* _Your objective_
Restate the full set of records exactly, without adding or dropping a word.

* _Data to use_

──────────

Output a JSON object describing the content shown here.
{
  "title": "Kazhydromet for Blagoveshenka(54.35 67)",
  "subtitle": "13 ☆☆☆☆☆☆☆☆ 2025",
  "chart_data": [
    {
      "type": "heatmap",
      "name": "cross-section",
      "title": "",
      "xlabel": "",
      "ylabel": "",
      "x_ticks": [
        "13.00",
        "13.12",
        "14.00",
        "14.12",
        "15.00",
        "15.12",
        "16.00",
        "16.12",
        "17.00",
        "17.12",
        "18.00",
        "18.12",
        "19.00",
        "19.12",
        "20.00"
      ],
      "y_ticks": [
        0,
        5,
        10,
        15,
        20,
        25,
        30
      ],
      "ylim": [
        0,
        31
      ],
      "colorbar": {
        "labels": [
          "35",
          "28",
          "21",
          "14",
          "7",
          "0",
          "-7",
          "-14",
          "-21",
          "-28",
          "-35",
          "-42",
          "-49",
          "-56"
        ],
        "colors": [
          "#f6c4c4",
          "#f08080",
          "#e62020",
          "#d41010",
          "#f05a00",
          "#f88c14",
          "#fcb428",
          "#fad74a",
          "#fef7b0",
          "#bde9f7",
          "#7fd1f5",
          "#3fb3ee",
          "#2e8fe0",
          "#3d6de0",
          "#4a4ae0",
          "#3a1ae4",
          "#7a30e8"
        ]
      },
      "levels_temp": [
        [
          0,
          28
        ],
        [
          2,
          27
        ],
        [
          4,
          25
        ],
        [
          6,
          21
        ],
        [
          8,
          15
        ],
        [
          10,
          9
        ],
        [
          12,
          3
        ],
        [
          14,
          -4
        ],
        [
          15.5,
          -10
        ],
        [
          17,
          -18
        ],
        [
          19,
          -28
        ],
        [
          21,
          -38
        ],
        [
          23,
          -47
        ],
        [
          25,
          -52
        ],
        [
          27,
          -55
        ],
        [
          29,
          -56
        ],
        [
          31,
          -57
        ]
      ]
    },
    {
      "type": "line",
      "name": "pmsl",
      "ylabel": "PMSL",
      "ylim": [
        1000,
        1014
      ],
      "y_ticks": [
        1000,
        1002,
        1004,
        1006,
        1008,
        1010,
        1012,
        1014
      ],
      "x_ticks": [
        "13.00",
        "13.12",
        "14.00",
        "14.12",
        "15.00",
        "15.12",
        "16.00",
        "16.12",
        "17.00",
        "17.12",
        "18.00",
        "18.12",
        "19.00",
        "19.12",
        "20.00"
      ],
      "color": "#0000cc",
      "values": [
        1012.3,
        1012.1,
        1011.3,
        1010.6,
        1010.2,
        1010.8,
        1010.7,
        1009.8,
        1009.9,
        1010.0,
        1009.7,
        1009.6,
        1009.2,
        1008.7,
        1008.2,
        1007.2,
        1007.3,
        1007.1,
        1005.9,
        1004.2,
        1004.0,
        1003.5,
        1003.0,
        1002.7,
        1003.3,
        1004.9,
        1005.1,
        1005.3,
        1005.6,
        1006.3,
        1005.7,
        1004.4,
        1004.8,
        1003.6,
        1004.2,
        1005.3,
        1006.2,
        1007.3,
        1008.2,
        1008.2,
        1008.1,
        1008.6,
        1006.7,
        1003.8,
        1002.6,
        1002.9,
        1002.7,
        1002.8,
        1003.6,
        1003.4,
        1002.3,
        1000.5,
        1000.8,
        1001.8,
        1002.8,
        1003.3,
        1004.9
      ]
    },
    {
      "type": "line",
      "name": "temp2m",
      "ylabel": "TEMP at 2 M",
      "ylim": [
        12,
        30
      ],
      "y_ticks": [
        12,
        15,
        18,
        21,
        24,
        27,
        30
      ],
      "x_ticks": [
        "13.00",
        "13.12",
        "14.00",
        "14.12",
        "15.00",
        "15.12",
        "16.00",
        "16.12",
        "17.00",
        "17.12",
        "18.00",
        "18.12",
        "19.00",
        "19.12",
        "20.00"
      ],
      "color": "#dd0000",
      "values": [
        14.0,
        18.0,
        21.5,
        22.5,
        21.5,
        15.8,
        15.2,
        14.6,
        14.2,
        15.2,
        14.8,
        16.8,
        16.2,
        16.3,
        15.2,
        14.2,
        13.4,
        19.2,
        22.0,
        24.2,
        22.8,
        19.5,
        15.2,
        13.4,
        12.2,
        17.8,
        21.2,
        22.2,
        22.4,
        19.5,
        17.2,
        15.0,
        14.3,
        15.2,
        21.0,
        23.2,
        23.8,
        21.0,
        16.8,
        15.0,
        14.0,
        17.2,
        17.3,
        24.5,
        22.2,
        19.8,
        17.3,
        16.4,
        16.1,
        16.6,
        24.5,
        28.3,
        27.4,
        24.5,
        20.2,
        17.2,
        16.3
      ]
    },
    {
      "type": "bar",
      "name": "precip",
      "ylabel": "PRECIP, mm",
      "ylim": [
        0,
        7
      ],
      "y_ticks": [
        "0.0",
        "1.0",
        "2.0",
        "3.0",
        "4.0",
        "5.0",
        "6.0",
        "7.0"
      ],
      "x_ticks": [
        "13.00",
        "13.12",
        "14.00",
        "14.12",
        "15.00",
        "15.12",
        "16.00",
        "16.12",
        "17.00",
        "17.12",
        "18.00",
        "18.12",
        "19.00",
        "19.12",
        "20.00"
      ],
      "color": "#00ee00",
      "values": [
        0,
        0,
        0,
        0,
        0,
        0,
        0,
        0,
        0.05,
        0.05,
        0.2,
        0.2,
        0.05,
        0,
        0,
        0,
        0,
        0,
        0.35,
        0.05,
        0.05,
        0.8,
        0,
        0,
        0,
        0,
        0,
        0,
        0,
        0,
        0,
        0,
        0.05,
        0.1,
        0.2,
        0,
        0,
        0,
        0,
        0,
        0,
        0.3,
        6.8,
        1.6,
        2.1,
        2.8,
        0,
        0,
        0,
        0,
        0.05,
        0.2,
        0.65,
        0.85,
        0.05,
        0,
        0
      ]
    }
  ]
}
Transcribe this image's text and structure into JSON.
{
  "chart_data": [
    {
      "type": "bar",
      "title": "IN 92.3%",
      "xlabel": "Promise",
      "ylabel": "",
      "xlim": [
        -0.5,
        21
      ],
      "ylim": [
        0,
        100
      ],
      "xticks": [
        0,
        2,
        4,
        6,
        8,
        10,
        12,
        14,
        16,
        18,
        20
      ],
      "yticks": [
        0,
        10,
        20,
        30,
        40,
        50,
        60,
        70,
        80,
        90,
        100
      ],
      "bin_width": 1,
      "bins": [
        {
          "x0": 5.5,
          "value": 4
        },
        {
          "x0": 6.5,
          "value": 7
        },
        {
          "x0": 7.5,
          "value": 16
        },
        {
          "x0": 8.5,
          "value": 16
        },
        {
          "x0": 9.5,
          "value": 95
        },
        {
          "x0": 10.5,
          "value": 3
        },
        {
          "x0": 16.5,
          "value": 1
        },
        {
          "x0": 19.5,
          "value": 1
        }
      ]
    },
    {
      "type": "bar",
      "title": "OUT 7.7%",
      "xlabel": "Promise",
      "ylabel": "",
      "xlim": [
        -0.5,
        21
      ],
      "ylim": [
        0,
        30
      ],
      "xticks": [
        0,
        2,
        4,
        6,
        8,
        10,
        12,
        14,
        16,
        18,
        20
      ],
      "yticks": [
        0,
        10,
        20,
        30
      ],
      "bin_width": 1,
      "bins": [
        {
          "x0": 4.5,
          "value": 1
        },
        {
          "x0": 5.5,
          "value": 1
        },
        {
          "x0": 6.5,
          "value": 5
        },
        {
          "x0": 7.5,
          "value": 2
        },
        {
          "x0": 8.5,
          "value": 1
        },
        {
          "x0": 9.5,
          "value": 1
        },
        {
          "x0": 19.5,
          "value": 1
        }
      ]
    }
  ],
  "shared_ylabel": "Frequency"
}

──────────

* _Finished answer_
Output a JSON object describing the content shown here.
{
  "title": "Kazhydromet for Blagoveshenka(54.35 67)",
  "subtitle": "13 ☆☆☆☆☆☆☆☆ 2025",
  "chart_data": [
    {
      "type": "heatmap",
      "name": "cross-section",
      "title": "",
      "xlabel": "",
      "ylabel": "",
      "x_ticks": [
        "13.00",
        "13.12",
        "14.00",
        "14.12",
        "15.00",
        "15.12",
        "16.00",
        "16.12",
        "17.00",
        "17.12",
        "18.00",
        "18.12",
        "19.00",
        "19.12",
        "20.00"
      ],
      "y_ticks": [
        0,
        5,
        10,
        15,
        20,
        25,
        30
      ],
      "ylim": [
        0,
        31
      ],
      "colorbar": {
        "labels": [
          "35",
          "28",
          "21",
          "14",
          "7",
          "0",
          "-7",
          "-14",
          "-21",
          "-28",
          "-35",
          "-42",
          "-49",
          "-56"
        ],
        "colors": [
          "#f6c4c4",
          "#f08080",
          "#e62020",
          "#d41010",
          "#f05a00",
          "#f88c14",
          "#fcb428",
          "#fad74a",
          "#fef7b0",
          "#bde9f7",
          "#7fd1f5",
          "#3fb3ee",
          "#2e8fe0",
          "#3d6de0",
          "#4a4ae0",
          "#3a1ae4",
          "#7a30e8"
        ]
      },
      "levels_temp": [
        [
          0,
          28
        ],
        [
          2,
          27
        ],
        [
          4,
          25
        ],
        [
          6,
          21
        ],
        [
          8,
          15
        ],
        [
          10,
          9
        ],
        [
          12,
          3
        ],
        [
          14,
          -4
        ],
        [
          15.5,
          -10
        ],
        [
          17,
          -18
        ],
        [
          19,
          -28
        ],
        [
          21,
          -38
        ],
        [
          23,
          -47
        ],
        [
          25,
          -52
        ],
        [
          27,
          -55
        ],
        [
          29,
          -56
        ],
        [
          31,
          -57
        ]
      ]
    },
    {
      "type": "line",
      "name": "pmsl",
      "ylabel": "PMSL",
      "ylim": [
        1000,
        1014
      ],
      "y_ticks": [
        1000,
        1002,
        1004,
        1006,
        1008,
        1010,
        1012,
        1014
      ],
      "x_ticks": [
        "13.00",
        "13.12",
        "14.00",
        "14.12",
        "15.00",
        "15.12",
        "16.00",
        "16.12",
        "17.00",
        "17.12",
        "18.00",
        "18.12",
        "19.00",
        "19.12",
        "20.00"
      ],
      "color": "#0000cc",
      "values": [
        1012.3,
        1012.1,
        1011.3,
        1010.6,
        1010.2,
        1010.8,
        1010.7,
        1009.8,
        1009.9,
        1010.0,
        1009.7,
        1009.6,
        1009.2,
        1008.7,
        1008.2,
        1007.2,
        1007.3,
        1007.1,
        1005.9,
        1004.2,
        1004.0,
        1003.5,
        1003.0,
        1002.7,
        1003.3,
        1004.9,
        1005.1,
        1005.3,
        1005.6,
        1006.3,
        1005.7,
        1004.4,
        1004.8,
        1003.6,
        1004.2,
        1005.3,
        1006.2,
        1007.3,
        1008.2,
        1008.2,
        1008.1,
        1008.6,
        1006.7,
        1003.8,
        1002.6,
        1002.9,
        1002.7,
        1002.8,
        1003.6,
        1003.4,
        1002.3,
        1000.5,
        1000.8,
        1001.8,
        1002.8,
        1003.3,
        1004.9
      ]
    },
    {
      "type": "line",
      "name": "temp2m",
      "ylabel": "TEMP at 2 M",
      "ylim": [
        12,
        30
      ],
      "y_ticks": [
        12,
        15,
        18,
        21,
        24,
        27,
        30
      ],
      "x_ticks": [
        "13.00",
        "13.12",
        "14.00",
        "14.12",
        "15.00",
        "15.12",
        "16.00",
        "16.12",
        "17.00",
        "17.12",
        "18.00",
        "18.12",
        "19.00",
        "19.12",
        "20.00"
      ],
      "color": "#dd0000",
      "values": [
        14.0,
        18.0,
        21.5,
        22.5,
        21.5,
        15.8,
        15.2,
        14.6,
        14.2,
        15.2,
        14.8,
        16.8,
        16.2,
        16.3,
        15.2,
        14.2,
        13.4,
        19.2,
        22.0,
        24.2,
        22.8,
        19.5,
        15.2,
        13.4,
        12.2,
        17.8,
        21.2,
        22.2,
        22.4,
        19.5,
        17.2,
        15.0,
        14.3,
        15.2,
        21.0,
        23.2,
        23.8,
        21.0,
        16.8,
        15.0,
        14.0,
        17.2,
        17.3,
        24.5,
        22.2,
        19.8,
        17.3,
        16.4,
        16.1,
        16.6,
        24.5,
        28.3,
        27.4,
        24.5,
        20.2,
        17.2,
        16.3
      ]
    },
    {
      "type": "bar",
      "name": "precip",
      "ylabel": "PRECIP, mm",
      "ylim": [
        0,
        7
      ],
      "y_ticks": [
        "0.0",
        "1.0",
        "2.0",
        "3.0",
        "4.0",
        "5.0",
        "6.0",
        "7.0"
      ],
      "x_ticks": [
        "13.00",
        "13.12",
        "14.00",
        "14.12",
        "15.00",
        "15.12",
        "16.00",
        "16.12",
        "17.00",
        "17.12",
        "18.00",
        "18.12",
        "19.00",
        "19.12",
        "20.00"
      ],
      "color": "#00ee00",
      "values": [
        0,
        0,
        0,
        0,
        0,
        0,
        0,
        0,
        0.05,
        0.05,
        0.2,
        0.2,
        0.05,
        0,
        0,
        0,
        0,
        0,
        0.35,
        0.05,
        0.05,
        0.8,
        0,
        0,
        0,
        0,
        0,
        0,
        0,
        0,
        0,
        0,
        0.05,
        0.1,
        0.2,
        0,
        0,
        0,
        0,
        0,
        0,
        0.3,
        6.8,
        1.6,
        2.1,
        2.8,
        0,
        0,
        0,
        0,
        0.05,
        0.2,
        0.65,
        0.85,
        0.05,
        0,
        0
      ]
    }
  ]
}
Transcribe this image's text and structure into JSON.
{
  "chart_data": [
    {
      "type": "bar",
      "title": "IN 92.3%",
      "xlabel": "Promise",
      "ylabel": "",
      "xlim": [
        -0.5,
        21
      ],
      "ylim": [
        0,
        100
      ],
      "xticks": [
        0,
        2,
        4,
        6,
        8,
        10,
        12,
        14,
        16,
        18,
        20
      ],
      "yticks": [
        0,
        10,
        20,
        30,
        40,
        50,
        60,
        70,
        80,
        90,
        100
      ],
      "bin_width": 1,
      "bins": [
        {
          "x0": 5.5,
          "value": 4
        },
        {
          "x0": 6.5,
          "value": 7
        },
        {
          "x0": 7.5,
          "value": 16
        },
        {
          "x0": 8.5,
          "value": 16
        },
        {
          "x0": 9.5,
          "value": 95
        },
        {
          "x0": 10.5,
          "value": 3
        },
        {
          "x0": 16.5,
          "value": 1
        },
        {
          "x0": 19.5,
          "value": 1
        }
      ]
    },
    {
      "type": "bar",
      "title": "OUT 7.7%",
      "xlabel": "Promise",
      "ylabel": "",
      "xlim": [
        -0.5,
        21
      ],
      "ylim": [
        0,
        30
      ],
      "xticks": [
        0,
        2,
        4,
        6,
        8,
        10,
        12,
        14,
        16,
        18,
        20
      ],
      "yticks": [
        0,
        10,
        20,
        30
      ],
      "bin_width": 1,
      "bins": [
        {
          "x0": 4.5,
          "value": 1
        },
        {
          "x0": 5.5,
          "value": 1
        },
        {
          "x0": 6.5,
          "value": 5
        },
        {
          "x0": 7.5,
          "value": 2
        },
        {
          "x0": 8.5,
          "value": 1
        },
        {
          "x0": 9.5,
          "value": 1
        },
        {
          "x0": 19.5,
          "value": 1
        }
      ]
    }
  ],
  "shared_ylabel": "Frequency"
}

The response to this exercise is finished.